Saved entries:
** START **

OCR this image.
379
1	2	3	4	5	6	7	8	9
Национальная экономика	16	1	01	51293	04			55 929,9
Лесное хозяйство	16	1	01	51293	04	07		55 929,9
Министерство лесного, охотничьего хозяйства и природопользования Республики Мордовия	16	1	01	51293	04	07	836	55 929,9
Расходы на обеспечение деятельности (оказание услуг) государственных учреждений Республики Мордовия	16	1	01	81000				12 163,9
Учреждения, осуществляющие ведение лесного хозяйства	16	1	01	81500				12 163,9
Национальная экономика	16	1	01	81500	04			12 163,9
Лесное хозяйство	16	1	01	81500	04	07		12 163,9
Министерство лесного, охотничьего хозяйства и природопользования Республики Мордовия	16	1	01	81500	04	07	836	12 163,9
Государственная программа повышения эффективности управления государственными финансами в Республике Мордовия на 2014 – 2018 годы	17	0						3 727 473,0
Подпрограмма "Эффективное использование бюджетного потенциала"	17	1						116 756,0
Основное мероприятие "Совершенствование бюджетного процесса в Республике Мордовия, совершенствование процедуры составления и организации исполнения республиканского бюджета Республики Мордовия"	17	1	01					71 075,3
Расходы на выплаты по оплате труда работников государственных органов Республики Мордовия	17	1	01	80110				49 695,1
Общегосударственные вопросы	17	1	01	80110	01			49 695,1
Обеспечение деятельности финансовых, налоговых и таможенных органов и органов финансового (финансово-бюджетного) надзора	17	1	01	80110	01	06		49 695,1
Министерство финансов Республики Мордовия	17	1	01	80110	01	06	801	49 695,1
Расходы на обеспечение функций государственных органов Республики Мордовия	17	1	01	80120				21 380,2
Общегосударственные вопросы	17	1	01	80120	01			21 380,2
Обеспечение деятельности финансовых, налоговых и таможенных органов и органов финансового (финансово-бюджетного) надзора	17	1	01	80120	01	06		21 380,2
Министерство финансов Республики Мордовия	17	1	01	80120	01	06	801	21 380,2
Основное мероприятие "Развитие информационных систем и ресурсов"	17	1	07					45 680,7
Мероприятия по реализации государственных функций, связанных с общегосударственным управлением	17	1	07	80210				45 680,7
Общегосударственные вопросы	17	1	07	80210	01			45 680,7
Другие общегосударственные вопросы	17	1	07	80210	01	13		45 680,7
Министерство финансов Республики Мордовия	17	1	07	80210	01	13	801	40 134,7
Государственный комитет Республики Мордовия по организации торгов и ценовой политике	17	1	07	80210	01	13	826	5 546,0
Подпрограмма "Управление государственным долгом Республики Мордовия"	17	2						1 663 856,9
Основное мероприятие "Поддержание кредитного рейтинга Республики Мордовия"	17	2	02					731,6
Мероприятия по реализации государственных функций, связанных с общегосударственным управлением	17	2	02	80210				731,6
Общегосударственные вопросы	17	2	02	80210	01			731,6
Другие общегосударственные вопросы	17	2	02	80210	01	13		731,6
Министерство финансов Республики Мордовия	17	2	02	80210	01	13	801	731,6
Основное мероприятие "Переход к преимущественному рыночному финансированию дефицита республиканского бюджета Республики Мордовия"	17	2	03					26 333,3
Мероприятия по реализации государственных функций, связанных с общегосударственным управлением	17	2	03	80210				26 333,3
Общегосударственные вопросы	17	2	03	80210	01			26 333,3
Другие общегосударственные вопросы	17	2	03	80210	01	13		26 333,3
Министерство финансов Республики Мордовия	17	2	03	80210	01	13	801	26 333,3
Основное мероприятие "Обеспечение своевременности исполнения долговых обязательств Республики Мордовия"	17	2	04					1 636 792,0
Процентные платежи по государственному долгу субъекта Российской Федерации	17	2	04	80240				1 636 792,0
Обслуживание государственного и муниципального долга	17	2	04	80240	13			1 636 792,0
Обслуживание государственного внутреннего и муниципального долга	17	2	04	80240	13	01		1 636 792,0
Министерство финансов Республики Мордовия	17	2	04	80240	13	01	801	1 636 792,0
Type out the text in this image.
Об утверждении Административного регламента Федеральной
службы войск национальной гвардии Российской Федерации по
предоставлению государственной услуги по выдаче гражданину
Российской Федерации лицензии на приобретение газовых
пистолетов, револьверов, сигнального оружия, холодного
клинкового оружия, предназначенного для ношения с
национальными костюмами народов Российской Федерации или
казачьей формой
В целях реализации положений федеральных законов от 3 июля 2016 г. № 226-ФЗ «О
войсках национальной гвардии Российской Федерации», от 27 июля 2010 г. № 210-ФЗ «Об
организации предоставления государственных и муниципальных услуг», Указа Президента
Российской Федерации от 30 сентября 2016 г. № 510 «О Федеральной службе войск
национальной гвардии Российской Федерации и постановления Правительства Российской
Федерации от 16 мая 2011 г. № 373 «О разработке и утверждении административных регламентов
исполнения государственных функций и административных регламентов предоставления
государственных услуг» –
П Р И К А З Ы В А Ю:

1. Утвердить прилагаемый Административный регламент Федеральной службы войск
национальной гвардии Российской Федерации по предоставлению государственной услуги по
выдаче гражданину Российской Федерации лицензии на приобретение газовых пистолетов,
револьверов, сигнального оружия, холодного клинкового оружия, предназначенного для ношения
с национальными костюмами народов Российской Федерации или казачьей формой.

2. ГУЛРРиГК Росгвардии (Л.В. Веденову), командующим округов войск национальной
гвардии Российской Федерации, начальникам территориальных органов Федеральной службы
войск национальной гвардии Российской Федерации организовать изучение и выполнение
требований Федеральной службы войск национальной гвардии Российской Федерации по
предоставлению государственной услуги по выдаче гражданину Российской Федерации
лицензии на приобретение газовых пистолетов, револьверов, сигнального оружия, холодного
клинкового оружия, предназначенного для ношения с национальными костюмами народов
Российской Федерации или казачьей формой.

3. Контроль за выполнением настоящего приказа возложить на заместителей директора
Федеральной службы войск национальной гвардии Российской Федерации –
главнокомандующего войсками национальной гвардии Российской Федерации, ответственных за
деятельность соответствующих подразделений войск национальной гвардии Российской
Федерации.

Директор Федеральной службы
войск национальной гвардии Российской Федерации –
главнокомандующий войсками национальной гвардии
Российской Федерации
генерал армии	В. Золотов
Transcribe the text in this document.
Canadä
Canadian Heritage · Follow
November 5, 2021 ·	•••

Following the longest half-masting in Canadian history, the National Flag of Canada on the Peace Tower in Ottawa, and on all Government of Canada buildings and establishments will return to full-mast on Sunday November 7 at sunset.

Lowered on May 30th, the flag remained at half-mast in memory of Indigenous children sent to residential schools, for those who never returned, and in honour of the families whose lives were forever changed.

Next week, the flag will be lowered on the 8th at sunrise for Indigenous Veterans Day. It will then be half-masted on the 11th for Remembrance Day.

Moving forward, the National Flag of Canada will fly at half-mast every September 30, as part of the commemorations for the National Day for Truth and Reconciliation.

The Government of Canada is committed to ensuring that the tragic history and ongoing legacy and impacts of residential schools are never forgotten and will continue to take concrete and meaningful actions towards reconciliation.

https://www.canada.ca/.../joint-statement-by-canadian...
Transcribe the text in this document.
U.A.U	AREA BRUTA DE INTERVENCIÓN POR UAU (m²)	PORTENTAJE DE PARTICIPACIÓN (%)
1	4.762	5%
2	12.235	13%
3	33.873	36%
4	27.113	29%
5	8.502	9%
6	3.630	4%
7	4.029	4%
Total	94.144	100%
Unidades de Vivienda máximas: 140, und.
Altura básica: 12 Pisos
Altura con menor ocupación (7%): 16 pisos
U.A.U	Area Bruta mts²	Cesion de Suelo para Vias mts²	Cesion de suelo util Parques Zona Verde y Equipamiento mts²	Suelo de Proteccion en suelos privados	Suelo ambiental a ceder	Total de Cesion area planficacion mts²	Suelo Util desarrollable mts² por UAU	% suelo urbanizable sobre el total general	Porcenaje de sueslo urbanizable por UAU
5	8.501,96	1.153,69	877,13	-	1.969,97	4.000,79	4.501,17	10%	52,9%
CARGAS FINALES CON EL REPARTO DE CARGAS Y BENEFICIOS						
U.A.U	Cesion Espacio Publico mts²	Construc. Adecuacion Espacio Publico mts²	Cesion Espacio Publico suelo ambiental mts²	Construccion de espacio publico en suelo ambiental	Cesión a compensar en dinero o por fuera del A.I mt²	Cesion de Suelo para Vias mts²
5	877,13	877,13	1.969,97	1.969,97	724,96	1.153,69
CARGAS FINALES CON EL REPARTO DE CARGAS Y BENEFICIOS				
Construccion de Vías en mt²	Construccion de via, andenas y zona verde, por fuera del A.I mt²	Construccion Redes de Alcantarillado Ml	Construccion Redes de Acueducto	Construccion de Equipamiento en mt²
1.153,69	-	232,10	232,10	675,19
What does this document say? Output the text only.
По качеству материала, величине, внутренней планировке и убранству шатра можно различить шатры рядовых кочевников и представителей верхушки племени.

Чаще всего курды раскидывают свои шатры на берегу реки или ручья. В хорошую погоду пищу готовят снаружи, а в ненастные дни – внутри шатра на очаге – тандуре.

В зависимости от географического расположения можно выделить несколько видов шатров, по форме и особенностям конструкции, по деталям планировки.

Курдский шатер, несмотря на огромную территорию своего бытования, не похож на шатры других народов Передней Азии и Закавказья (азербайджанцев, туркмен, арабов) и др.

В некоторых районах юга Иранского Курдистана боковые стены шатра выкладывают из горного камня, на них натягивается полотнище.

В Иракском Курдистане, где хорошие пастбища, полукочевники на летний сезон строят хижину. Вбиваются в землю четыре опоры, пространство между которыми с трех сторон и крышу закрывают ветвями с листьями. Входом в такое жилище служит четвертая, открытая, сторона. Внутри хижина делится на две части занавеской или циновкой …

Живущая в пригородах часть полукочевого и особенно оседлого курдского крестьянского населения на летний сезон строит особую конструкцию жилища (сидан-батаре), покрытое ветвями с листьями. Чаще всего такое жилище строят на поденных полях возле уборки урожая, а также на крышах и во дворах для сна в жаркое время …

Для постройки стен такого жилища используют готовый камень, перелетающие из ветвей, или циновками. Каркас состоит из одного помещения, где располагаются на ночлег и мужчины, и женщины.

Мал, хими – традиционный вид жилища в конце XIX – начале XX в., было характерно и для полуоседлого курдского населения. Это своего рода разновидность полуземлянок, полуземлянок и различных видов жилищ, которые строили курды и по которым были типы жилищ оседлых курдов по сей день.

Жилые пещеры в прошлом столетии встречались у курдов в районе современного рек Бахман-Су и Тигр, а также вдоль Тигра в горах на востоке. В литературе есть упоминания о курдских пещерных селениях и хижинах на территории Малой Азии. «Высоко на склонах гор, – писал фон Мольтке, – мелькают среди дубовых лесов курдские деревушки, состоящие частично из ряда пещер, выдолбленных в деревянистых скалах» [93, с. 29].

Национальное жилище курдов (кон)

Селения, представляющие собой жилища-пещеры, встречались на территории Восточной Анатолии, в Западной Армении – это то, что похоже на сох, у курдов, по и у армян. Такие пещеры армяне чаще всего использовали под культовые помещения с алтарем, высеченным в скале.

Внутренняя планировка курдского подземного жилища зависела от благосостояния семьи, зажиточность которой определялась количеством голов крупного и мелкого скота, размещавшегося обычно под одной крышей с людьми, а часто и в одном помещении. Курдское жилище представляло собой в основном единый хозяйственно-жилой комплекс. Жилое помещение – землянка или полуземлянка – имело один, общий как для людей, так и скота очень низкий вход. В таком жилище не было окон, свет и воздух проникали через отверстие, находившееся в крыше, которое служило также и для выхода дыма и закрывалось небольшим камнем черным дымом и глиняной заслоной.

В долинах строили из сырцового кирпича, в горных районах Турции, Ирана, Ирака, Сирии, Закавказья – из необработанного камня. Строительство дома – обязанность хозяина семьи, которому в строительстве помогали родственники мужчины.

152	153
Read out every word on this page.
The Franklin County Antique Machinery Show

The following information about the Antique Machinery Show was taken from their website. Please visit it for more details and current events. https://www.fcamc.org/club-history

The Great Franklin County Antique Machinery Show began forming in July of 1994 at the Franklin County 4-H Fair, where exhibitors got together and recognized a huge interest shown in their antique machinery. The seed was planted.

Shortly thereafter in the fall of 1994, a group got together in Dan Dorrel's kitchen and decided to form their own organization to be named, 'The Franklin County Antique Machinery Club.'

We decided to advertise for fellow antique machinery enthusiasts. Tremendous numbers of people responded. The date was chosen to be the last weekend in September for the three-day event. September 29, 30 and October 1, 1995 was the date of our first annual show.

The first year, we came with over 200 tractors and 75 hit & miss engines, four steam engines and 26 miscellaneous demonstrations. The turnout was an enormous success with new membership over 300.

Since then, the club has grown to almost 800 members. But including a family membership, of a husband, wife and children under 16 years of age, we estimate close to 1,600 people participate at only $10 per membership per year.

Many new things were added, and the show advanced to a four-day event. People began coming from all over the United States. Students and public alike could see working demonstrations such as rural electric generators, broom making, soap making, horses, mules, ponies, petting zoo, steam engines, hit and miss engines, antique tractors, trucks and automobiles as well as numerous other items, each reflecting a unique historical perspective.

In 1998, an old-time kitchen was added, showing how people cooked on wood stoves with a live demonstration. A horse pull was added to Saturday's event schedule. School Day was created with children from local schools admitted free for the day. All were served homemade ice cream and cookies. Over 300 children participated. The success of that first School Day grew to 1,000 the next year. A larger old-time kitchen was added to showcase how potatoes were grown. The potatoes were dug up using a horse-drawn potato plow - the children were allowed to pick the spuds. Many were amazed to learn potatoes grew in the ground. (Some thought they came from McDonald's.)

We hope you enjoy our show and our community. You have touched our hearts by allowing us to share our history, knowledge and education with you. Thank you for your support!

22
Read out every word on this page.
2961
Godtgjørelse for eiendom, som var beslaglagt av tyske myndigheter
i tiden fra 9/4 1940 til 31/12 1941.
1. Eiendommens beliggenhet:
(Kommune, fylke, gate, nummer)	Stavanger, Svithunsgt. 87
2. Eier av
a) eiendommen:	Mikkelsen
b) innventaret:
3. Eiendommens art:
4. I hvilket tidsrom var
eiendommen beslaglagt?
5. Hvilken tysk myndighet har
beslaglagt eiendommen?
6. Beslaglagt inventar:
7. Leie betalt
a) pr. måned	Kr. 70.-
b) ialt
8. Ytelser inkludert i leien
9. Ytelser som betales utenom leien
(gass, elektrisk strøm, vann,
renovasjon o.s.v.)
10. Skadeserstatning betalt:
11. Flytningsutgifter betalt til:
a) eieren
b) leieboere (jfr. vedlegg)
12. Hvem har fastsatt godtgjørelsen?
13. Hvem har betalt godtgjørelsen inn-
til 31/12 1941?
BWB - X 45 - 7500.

** END **

Count the lines of the material that include the word "Hvem", then state only the total.

2